• **GIVEN PASSAGE**
Seasonal snow leopard research completed

Seasonal snow leopard research completed

24 March 2022

The winter and spring study of the snow leopard population has finished in the Sayano-Shushensky Biosphere Reserve. Reserve staff and representatives of the Khakassia branch of the Russian Geographical Society conducted two expeditions to carry out trail camera maintenance, animal tracking and camera placement adjustments.


“Earlier this year, snow leopard cubs, a male and a female born in 2020 to a female leopard brought from Tajikistan, separated from their mother and entered adulthood, as indicated by trail cameras images that show the young snow leopards on their own,” said Roman Afanasyev, senior research fellow and head of the research department.


In February and March, the snow leopards enter the rutting period, usually characterised by fewer movements around the reserve and active marking. The trail cameras recorded three males in the vicinity of the adult female. One of them is allegedly the father of the cubs born in 2020, while the two others were first spotted in the Sayano-Shushensky Biosphere Reserve last year, one in autumn and the other one in winter.


After the first sighting, the scientists classified the new snow leopards as transients. However, trail cameras continued to capture images of the male leopards for several months, providing data for their profiles and population distribution patterns.


“One of the males’ area spills over into the nature reserve, and the rest is located in the Republic of Tuva. This snow leopard was first spotted last autumn, and now we can confidently say that it was him that the state rangers later filmed from the ranger’s station. The second male was first recorded in the nature reserve in December 2021, and in January 2022, he was also caught on camera,” Roman Afanasyev explained.


Currently, there are six snow leopards spotted in the Sayano-Shushensky Biosphere Reserve on a regular basis, including two maturing cubs born in 2020, a female leopard brought from Tajikistan and three adult males: one also relocated from Tajikistan and two new animals that crossed over from other regions.

• **GIVEN RECORDS**
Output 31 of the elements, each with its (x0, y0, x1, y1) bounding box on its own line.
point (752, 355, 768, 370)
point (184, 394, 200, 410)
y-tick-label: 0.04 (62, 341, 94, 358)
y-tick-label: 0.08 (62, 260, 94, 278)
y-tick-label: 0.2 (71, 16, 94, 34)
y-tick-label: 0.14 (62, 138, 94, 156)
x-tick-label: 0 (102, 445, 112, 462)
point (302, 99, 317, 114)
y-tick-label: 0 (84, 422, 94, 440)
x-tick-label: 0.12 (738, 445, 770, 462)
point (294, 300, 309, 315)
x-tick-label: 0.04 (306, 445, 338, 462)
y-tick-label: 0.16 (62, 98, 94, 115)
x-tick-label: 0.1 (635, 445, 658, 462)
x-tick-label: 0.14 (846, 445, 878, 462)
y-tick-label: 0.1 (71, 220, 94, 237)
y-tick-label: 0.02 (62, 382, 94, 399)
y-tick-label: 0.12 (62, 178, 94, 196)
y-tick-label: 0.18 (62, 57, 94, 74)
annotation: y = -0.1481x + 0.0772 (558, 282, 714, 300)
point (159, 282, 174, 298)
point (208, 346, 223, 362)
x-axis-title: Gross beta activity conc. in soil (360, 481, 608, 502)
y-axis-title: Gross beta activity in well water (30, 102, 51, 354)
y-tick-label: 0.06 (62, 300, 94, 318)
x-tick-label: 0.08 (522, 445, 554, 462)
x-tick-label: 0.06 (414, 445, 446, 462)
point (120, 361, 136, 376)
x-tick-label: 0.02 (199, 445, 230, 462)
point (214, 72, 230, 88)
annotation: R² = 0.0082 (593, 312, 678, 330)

• **WORK REQUIRED**
After the records, write out the stretch of the snow leopard report from "24 March 2022" through "camera placement adjustments." word for word.

• **REPLY TO THE EXERCISE**
24 March 2022

The winter and spring study of the snow leopard population has finished in the Sayano-Shushensky Biosphere Reserve. Reserve staff and representatives of the Khakassia branch of the Russian Geographical Society conducted two expeditions to carry out trail camera maintenance, animal tracking and camera placement adjustments.